## [Directions for this task]
Transcribe the material exactly. Images do not belong in the copy.
═══ Raw records ═══
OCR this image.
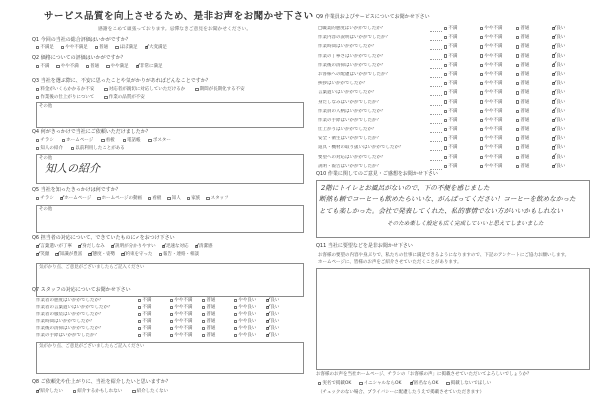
サービス品質を向上させるため、是非お声をお聞かせ下さい
感謝をこめて頑張っております。忌憚なきご意見をお聞かせください。
Q1 今回の当社の総合評価はいかがですか？
不満足	やや不満足	普通	ほぼ満足 ✓	大変満足
Q2 価格についての評価はいかがですか？
不満	やや不満	普通	やや満足 ✓	非常に満足
Q3 当社を選ぶ際に、不安に思ったことや気がかりがあればどんなことですか？
料金がいくらかかるか不安	対応者が親切に対応していただけるか	期間が長期化する不安
作業後の仕上がりについて	作業の品質が不安
その他
Q4 何がきっかけで当社にご依頼いただけましたか？
チラシ	ホームページ	看板	電話帳	ポスター
知人の紹介	以前利用したことがある
その他
知人の紹介
Q5 当社を知ったきっかけは何ですか？
チラシ ✓ ホームページ ホームページの動画 看板 知人 家族 スタッフ
その他
Q6 担当者の対応について、できていたものに✓をおつけ下さい
✓
言葉遣いが丁寧 ✓ 身だしなみ ✓ 説明が分かりやすい ✓ 迅速な対応 ✓ 清潔感
✓
笑顔 ✓ 知識が豊富 ✓ 態度・姿勢 ✓ 約束を守った 報告・連絡・相談
気がかり点、ご意見がございましたらご記入ください
Q7 スタッフの対応についてお聞かせ下さい
作業者の態度はいかがでしたか？	不満	やや不満	普通	やや良い ✓	良い
作業者の言葉遣いはいかがでしたか？	不満	やや不満	普通	やや良い ✓	良い
作業者の服装はいかがでしたか？	不満	やや不満	普通	やや良い ✓	良い
作業時間はいかがでしたか？	不満	やや不満	普通	やや良い ✓	良い
作業後の清掃はいかがでしたか？	不満	やや不満	普通	やや良い ✓	良い
作業の手際はいかがでしたか？	不満	やや不満	普通	やや良い ✓	良い
気がかり点、ご意見がございましたらご記入ください
Q8 ご依頼先や仕上がりに、当社を紹介したいと思いますか？
✓
紹介したい	紹介するかもしれない	紹介したくない
Q9 作業員およびサービスについてお聞かせ下さい
□職業的態度はいかがでしたか？	不満	やや不満	普通 ✓	良い
作業内容の説明はいかがでしたか？	不満	やや不満	普通 ✓	良い
作業時間はいかがでしたか？	不満	やや不満	普通 ✓	良い
作業の丁寧さはいかがでしたか？	不満	やや不満	普通 ✓	良い
作業後の清掃はいかがでしたか？	不満	やや不満	普通 ✓	良い
お客様への配慮はいかがでしたか？	不満	やや不満	普通 ✓	良い
挨拶はいかがでしたか？	不満	やや不満	普通 ✓	良い
言葉遣いはいかがでしたか？	不満	やや不満	普通 ✓	良い
身だしなみはいかがでしたか？	不満	やや不満	普通 ✓	良い
作業員の人柄はいかがでしたか？	不満	やや不満	普通 ✓	良い
作業の手際はいかがでしたか？	不満	やや不満	普通 ✓	良い
仕上がりはいかがでしたか？	不満	やや不満	普通 ✓	良い
安全・衛生はいかがでしたか？	不満	やや不満	普通 ✓	良い
道具・機材の取り扱いはいかがでしたか？	不満	やや不満	普通 ✓	良い
要望への対応はいかがでしたか？	不満	やや不満	普通 ✓	良い
説明・報告はいかがでしたか？	不満	やや不満	普通 ✓	良い
2階にトイレとお風呂がないので、下の不便を感じました
断熱も頼でコーヒーも飲めたらいいな、がんばってください！コーヒーを飲めなかった
とても楽しかった。会社で発表してくれた、私的事情でない方がいいかもしれない
そのため楽しく設定も広く完成していいと思えてしまいました
Q10 作業に関してのご意見・ご感想をお聞かせ下さい
Q11 当社に要望などを是非お聞かせ下さい
お客様の要望の内容や身ぶりで、私たちの仕事に満足できるようになりますので、下記のアンケートにご協力お願いします。
ホームページに、皆様のお声をご紹介させていただくことがあります。
お客様のお声を当社ホームページ、チラシの「お客様の声」に掲載させていただいてよろしいでしょうか？
実名で掲載OK	イニシャルならOK ✓	匿名ならOK	掲載しないでほしい
（チェックのない場合、プライバシーに配慮したうえで掲載させていただきます）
═══
## [Exercise output]
OCR this image.
サービス品質を向上させるため、是非お声をお聞かせ下さい
感謝をこめて頑張っております。忌憚なきご意見をお聞かせください。
Q1 今回の当社の総合評価はいかがですか？
不満足	やや不満足	普通	ほぼ満足 ✓	大変満足
Q2 価格についての評価はいかがですか？
不満	やや不満	普通	やや満足 ✓	非常に満足
Q3 当社を選ぶ際に、不安に思ったことや気がかりがあればどんなことですか？
料金がいくらかかるか不安	対応者が親切に対応していただけるか	期間が長期化する不安
作業後の仕上がりについて	作業の品質が不安
その他
Q4 何がきっかけで当社にご依頼いただけましたか？
チラシ	ホームページ	看板	電話帳	ポスター
知人の紹介	以前利用したことがある
その他
知人の紹介
Q5 当社を知ったきっかけは何ですか？
チラシ ✓ ホームページ ホームページの動画 看板 知人 家族 スタッフ
その他
Q6 担当者の対応について、できていたものに✓をおつけ下さい
✓
言葉遣いが丁寧 ✓ 身だしなみ ✓ 説明が分かりやすい ✓ 迅速な対応 ✓ 清潔感
✓
笑顔 ✓ 知識が豊富 ✓ 態度・姿勢 ✓ 約束を守った 報告・連絡・相談
気がかり点、ご意見がございましたらご記入ください
Q7 スタッフの対応についてお聞かせ下さい
作業者の態度はいかがでしたか？	不満	やや不満	普通	やや良い ✓	良い
作業者の言葉遣いはいかがでしたか？	不満	やや不満	普通	やや良い ✓	良い
作業者の服装はいかがでしたか？	不満	やや不満	普通	やや良い ✓	良い
作業時間はいかがでしたか？	不満	やや不満	普通	やや良い ✓	良い
作業後の清掃はいかがでしたか？	不満	やや不満	普通	やや良い ✓	良い
作業の手際はいかがでしたか？	不満	やや不満	普通	やや良い ✓	良い
気がかり点、ご意見がございましたらご記入ください
Q8 ご依頼先や仕上がりに、当社を紹介したいと思いますか？
✓
紹介したい	紹介するかもしれない	紹介したくない
Q9 作業員およびサービスについてお聞かせ下さい
□職業的態度はいかがでしたか？	不満	やや不満	普通 ✓	良い
作業内容の説明はいかがでしたか？	不満	やや不満	普通 ✓	良い
作業時間はいかがでしたか？	不満	やや不満	普通 ✓	良い
作業の丁寧さはいかがでしたか？	不満	やや不満	普通 ✓	良い
作業後の清掃はいかがでしたか？	不満	やや不満	普通 ✓	良い
お客様への配慮はいかがでしたか？	不満	やや不満	普通 ✓	良い
挨拶はいかがでしたか？	不満	やや不満	普通 ✓	良い
言葉遣いはいかがでしたか？	不満	やや不満	普通 ✓	良い
身だしなみはいかがでしたか？	不満	やや不満	普通 ✓	良い
作業員の人柄はいかがでしたか？	不満	やや不満	普通 ✓	良い
作業の手際はいかがでしたか？	不満	やや不満	普通 ✓	良い
仕上がりはいかがでしたか？	不満	やや不満	普通 ✓	良い
安全・衛生はいかがでしたか？	不満	やや不満	普通 ✓	良い
道具・機材の取り扱いはいかがでしたか？	不満	やや不満	普通 ✓	良い
要望への対応はいかがでしたか？	不満	やや不満	普通 ✓	良い
説明・報告はいかがでしたか？	不満	やや不満	普通 ✓	良い
2階にトイレとお風呂がないので、下の不便を感じました
断熱も頼でコーヒーも飲めたらいいな、がんばってください！コーヒーを飲めなかった
とても楽しかった。会社で発表してくれた、私的事情でない方がいいかもしれない
そのため楽しく設定も広く完成していいと思えてしまいました
Q10 作業に関してのご意見・ご感想をお聞かせ下さい
Q11 当社に要望などを是非お聞かせ下さい
お客様の要望の内容や身ぶりで、私たちの仕事に満足できるようになりますので、下記のアンケートにご協力お願いします。
ホームページに、皆様のお声をご紹介させていただくことがあります。
お客様のお声を当社ホームページ、チラシの「お客様の声」に掲載させていただいてよろしいでしょうか？
実名で掲載OK	イニシャルならOK ✓	匿名ならOK	掲載しないでほしい
（チェックのない場合、プライバシーに配慮したうえで掲載させていただきます）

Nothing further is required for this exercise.